* READING PASSAGE:
>> START

Item 2.  Management’s Discussion and Analysis of Financial Condition and Results of Operations

 

The following discussion and analysis should be read in conjunction with our consolidated financial statements and notes thereto contained herein and our annual financial statements for the year ended December 31, 2012, included in our annual report on Form 10-K along with the section Management’s Discussion and Analysis of financial condition and Results of Operations contained in such annual report. Any terms used but not defined in the following discussion have the same meaning given to them in the annual report. Our discussion and analysis includes forward-looking information that involves risks and uncertainties and should be read in conjunction with “Risk Factors” under Item 1A of this report and in the annual report, along with “Forward-Looking Information” at the end of this section for information about the risks and uncertainties that could cause our actual results to be materially different than our forward-looking statements.

 

Overview

 

We are a leading independent oil and gas exploration and production company focused on frontier and emerging areas along the Atlantic Margin. Our asset portfolio includes existing production and other major project developments offshore Ghana, as well as exploration licenses with significant hydrocarbon potential offshore Ireland, Mauritania, Morocco (including Western Sahara) and Suriname.

 

We were incorporated pursuant to the laws of Bermuda as Kosmos Energy Ltd. in January 2011 to become a holding company for Kosmos Energy Holdings. Pursuant to the terms of a corporate reorganization that was completed immediately prior to the closing of Kosmos Energy Ltd.’s IPO on May 16, 2011, all of the interests in Kosmos Energy Holdings were exchanged for newly issued common shares of Kosmos Energy Ltd. As a result, Kosmos Energy Holdings became wholly owned by Kosmos Energy Ltd.

>> END

* EXTRACTED ENTRIES:
>> START

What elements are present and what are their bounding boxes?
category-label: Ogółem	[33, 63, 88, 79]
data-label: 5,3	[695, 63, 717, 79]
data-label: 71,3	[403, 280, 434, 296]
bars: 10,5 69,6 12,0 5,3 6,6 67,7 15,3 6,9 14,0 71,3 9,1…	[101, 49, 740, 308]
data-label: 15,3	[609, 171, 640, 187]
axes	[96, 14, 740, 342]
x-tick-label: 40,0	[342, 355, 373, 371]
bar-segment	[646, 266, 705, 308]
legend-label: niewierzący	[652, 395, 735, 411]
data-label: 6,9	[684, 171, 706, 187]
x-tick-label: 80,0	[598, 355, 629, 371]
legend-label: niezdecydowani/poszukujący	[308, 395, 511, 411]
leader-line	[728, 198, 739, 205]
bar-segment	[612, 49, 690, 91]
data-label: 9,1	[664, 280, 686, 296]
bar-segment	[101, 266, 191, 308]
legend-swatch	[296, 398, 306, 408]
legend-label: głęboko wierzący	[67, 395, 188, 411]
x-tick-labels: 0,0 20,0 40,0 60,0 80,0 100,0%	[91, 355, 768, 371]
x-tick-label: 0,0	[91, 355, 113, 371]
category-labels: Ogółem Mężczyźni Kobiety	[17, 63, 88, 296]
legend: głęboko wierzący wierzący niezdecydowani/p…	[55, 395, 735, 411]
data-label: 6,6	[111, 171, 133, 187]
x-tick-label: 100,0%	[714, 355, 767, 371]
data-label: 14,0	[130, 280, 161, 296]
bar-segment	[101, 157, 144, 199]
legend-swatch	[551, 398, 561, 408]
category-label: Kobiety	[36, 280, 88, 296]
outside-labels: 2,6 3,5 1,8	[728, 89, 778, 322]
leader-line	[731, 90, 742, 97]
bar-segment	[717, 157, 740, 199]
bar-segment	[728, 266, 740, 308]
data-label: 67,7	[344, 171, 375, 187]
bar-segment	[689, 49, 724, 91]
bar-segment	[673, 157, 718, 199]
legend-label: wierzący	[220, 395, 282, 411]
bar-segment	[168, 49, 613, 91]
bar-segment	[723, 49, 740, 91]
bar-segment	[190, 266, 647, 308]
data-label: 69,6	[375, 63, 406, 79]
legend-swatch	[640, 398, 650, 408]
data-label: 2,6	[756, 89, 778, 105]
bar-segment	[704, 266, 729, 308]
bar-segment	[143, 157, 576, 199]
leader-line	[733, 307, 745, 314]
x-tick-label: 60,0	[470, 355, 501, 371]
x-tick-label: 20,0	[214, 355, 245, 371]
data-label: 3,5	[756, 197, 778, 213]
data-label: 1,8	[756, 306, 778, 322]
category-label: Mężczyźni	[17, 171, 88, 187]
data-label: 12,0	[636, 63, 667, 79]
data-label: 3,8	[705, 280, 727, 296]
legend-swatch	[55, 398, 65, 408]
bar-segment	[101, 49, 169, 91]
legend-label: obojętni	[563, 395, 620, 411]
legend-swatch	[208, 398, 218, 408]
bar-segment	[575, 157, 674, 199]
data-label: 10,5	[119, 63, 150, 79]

>> END

* REQUIREMENTS:
**a)** In the rows, rewrite everything from the first line down through the line containing "171, 640, 187]", putting "value-label" in place of "data-label" and leaving all else unchanged.
**b)** Continue the Kosmos Energy management's discussion from where it stops.

* RESULTS FOR EACH TASK:
**a)**
What elements are present and what are their bounding boxes?
category-label: Ogółem	[33, 63, 88, 79]
value-label: 5,3	[695, 63, 717, 79]
value-label: 71,3	[403, 280, 434, 296]
bars: 10,5 69,6 12,0 5,3 6,6 67,7 15,3 6,9 14,0 71,3 9,1…	[101, 49, 740, 308]
value-label: 15,3	[609, 171, 640, 187]

**b)**
Recent Developments

 

Debt

 

Our $2.0 billion commercial debt facility (“Facility”) provides a revolving-credit and letter of credit facility. The availability period for the revolving-credit facility, as amended in April 2013, expires on December 15, 2014 and the letter of credit sublimit expires on the final maturity date. The available facility amount is subject to borrowing base constraints and, beginning on December 15, 2014, outstanding borrowings will also be constrained by an amortization schedule. The final maturity date is March 29, 2018.

 

In September 2013, as part of the normal borrowing base determination process, the availability under the facility was reduced $89.6 million to $1.2 billion. As of September 30, 2013, borrowings under the Facility totaled $900.0 million, the undrawn availability under the Facility was $309.5 million and there were no letters of credit drawn under the facility.

 

In July 2013, we entered into a revolving letter of credit facility agreement (“LC Facility”). The size of the LC Facility is $100.0 million, with additional commitments up to $50.0 million being available if the existing lender increases its commitments or if commitments from new financial institutions are added. The LC Facility provides that we shall maintain cash collateral in an amount equal to at least 75% of all outstanding letters of credit under the LC Facility, provided that during the period of any breach of certain financial covenants, the required cash collateral amount shall increase to 100%. The fees associated with outstanding letters of credit issued will be 0.5% per annum. The LC Facility has an availability period which expires on June 1, 2016. We may voluntarily cancel any commitments available under the LC Facility at any time. As of September 30, 2013, there were four outstanding letters of credit totaling $29.0 million under the LC Facility.

 

Ghana

 

We previously received an approval for the Phase 1A PoD of the Jubilee Field, and production from Phase 1A commenced in late 2012. The Phase 1A program includes the drilling of up to eight additional wells consisting of up to five production wells and three water injection wells. Four wells, three producers and one injector, are online. Program execution is expected to be completed in the latter part of 2014.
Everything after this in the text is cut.